• **Data for this task**:
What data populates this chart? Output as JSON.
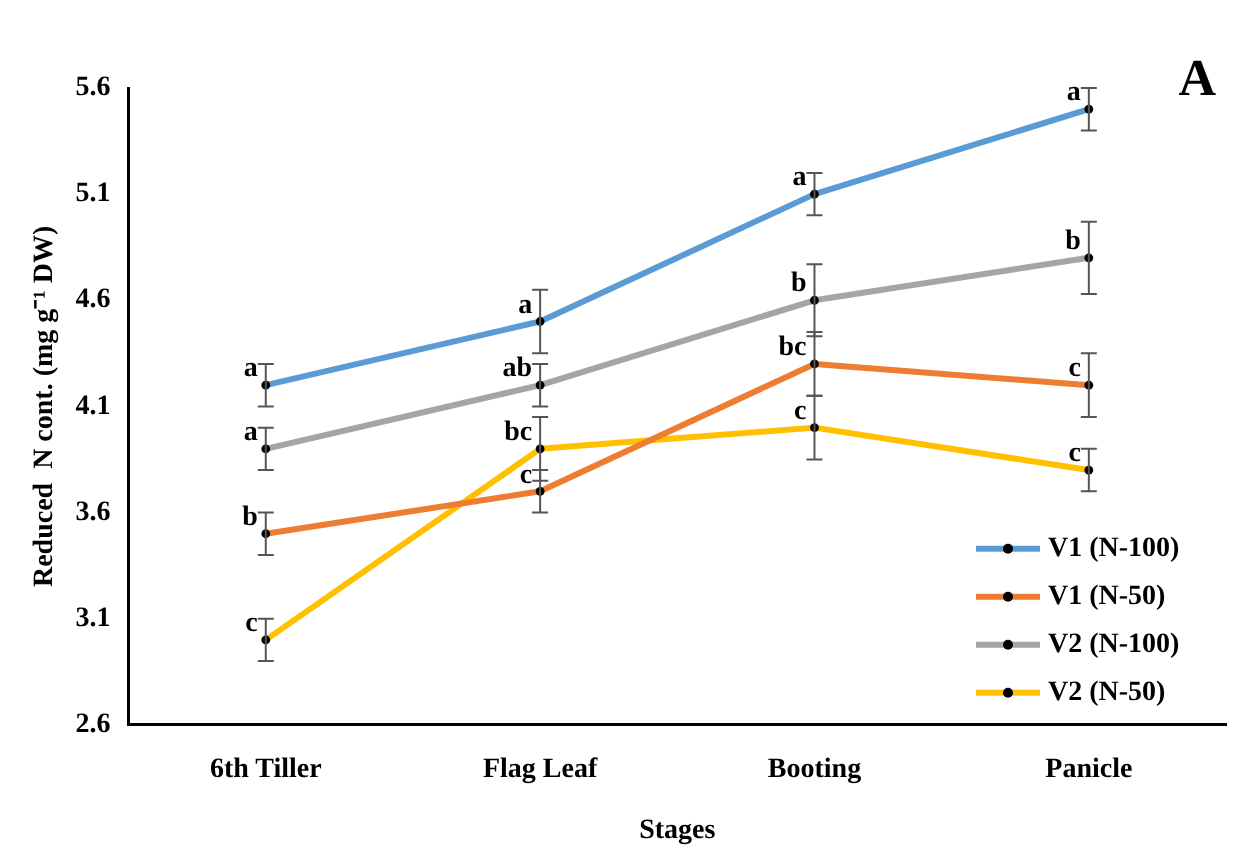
{
  "chart_data": {
    "type": "line",
    "xlabel": "Stages",
    "ylabel": "Reduced  N cont. (mg g⁻¹ DW)",
    "categories": [
      "6th Tiller",
      "Flag Leaf",
      "Booting",
      "Panicle"
    ],
    "series": [
      {
        "name": "V1 (N-100)",
        "color": "#5b9bd5",
        "values": [
          4.2,
          4.5,
          5.1,
          5.5
        ],
        "errors": [
          0.1,
          0.15,
          0.1,
          0.1
        ]
      },
      {
        "name": "V1 (N-50)",
        "color": "#ed7d31",
        "values": [
          3.5,
          3.7,
          4.3,
          4.2
        ],
        "errors": [
          0.1,
          0.1,
          0.15,
          0.15
        ]
      },
      {
        "name": "V2 (N-100)",
        "color": "#a5a5a5",
        "values": [
          3.9,
          4.2,
          4.6,
          4.8
        ],
        "errors": [
          0.1,
          0.1,
          0.17,
          0.17
        ]
      },
      {
        "name": "V2 (N-50)",
        "color": "#ffc000",
        "values": [
          3.0,
          3.9,
          4.0,
          3.8
        ],
        "errors": [
          0.1,
          0.15,
          0.15,
          0.1
        ]
      }
    ],
    "ylim": [
      2.6,
      5.6
    ],
    "yticks": [
      2.6,
      3.1,
      3.6,
      4.1,
      4.6,
      5.1,
      5.6
    ],
    "grid": false,
    "legend": "bottom right",
    "marker": "circle",
    "line_style": "solid",
    "annotations": [
      "A",
      {
        "text": "a",
        "x": "6th Tiller",
        "y": 4.2
      },
      {
        "text": "a",
        "x": "Flag Leaf",
        "y": 4.5
      },
      {
        "text": "a",
        "x": "Booting",
        "y": 5.1
      },
      {
        "text": "a",
        "x": "Panicle",
        "y": 5.5
      },
      {
        "text": "b",
        "x": "6th Tiller",
        "y": 3.5
      },
      {
        "text": "c",
        "x": "Flag Leaf",
        "y": 3.7
      },
      {
        "text": "bc",
        "x": "Booting",
        "y": 4.3
      },
      {
        "text": "c",
        "x": "Panicle",
        "y": 4.2
      },
      {
        "text": "a",
        "x": "6th Tiller",
        "y": 3.9
      },
      {
        "text": "ab",
        "x": "Flag Leaf",
        "y": 4.2
      },
      {
        "text": "b",
        "x": "Booting",
        "y": 4.6
      },
      {
        "text": "b",
        "x": "Panicle",
        "y": 4.8
      },
      {
        "text": "c",
        "x": "6th Tiller",
        "y": 3.0
      },
      {
        "text": "bc",
        "x": "Flag Leaf",
        "y": 3.9
      },
      {
        "text": "c",
        "x": "Booting",
        "y": 4.0
      },
      {
        "text": "c",
        "x": "Panicle",
        "y": 3.8
      }
    ]
  }
}
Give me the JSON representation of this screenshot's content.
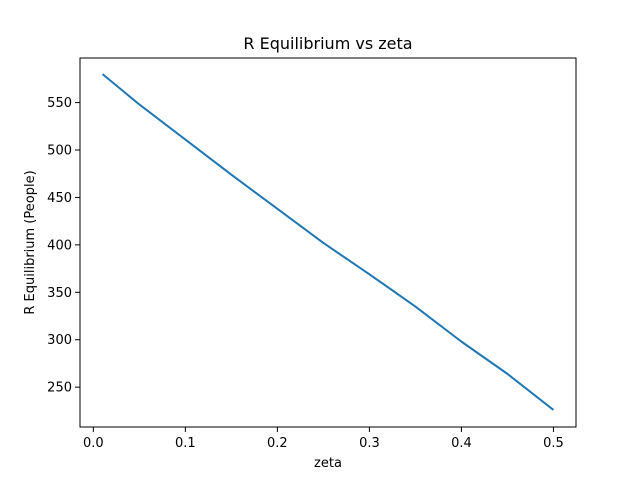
{
  "chart_data": {
    "type": "line",
    "title": "R Equilibrium vs zeta",
    "xlabel": "zeta",
    "ylabel": "R Equilibrium (People)",
    "xlim": [
      -0.0145,
      0.5245
    ],
    "ylim": [
      208,
      597
    ],
    "xticks": [
      0.0,
      0.1,
      0.2,
      0.3,
      0.4,
      0.5
    ],
    "xtick_labels": [
      "0.0",
      "0.1",
      "0.2",
      "0.3",
      "0.4",
      "0.5"
    ],
    "yticks": [
      250,
      300,
      350,
      400,
      450,
      500,
      550
    ],
    "ytick_labels": [
      "250",
      "300",
      "350",
      "400",
      "450",
      "500",
      "550"
    ],
    "grid": false,
    "legend": "none",
    "series": [
      {
        "color": "#1f77b4",
        "x": [
          0.01,
          0.05,
          0.1,
          0.15,
          0.2,
          0.25,
          0.3,
          0.35,
          0.4,
          0.45,
          0.5
        ],
        "y": [
          580,
          548,
          511,
          474,
          438,
          402,
          369,
          335,
          298,
          264,
          226
        ]
      }
    ]
  }
}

• **Exercise details**: Extract each line holding the string "zeta".

• **Solution to the problem**:
    "title": "R Equilibrium vs zeta",
    "xlabel": "zeta",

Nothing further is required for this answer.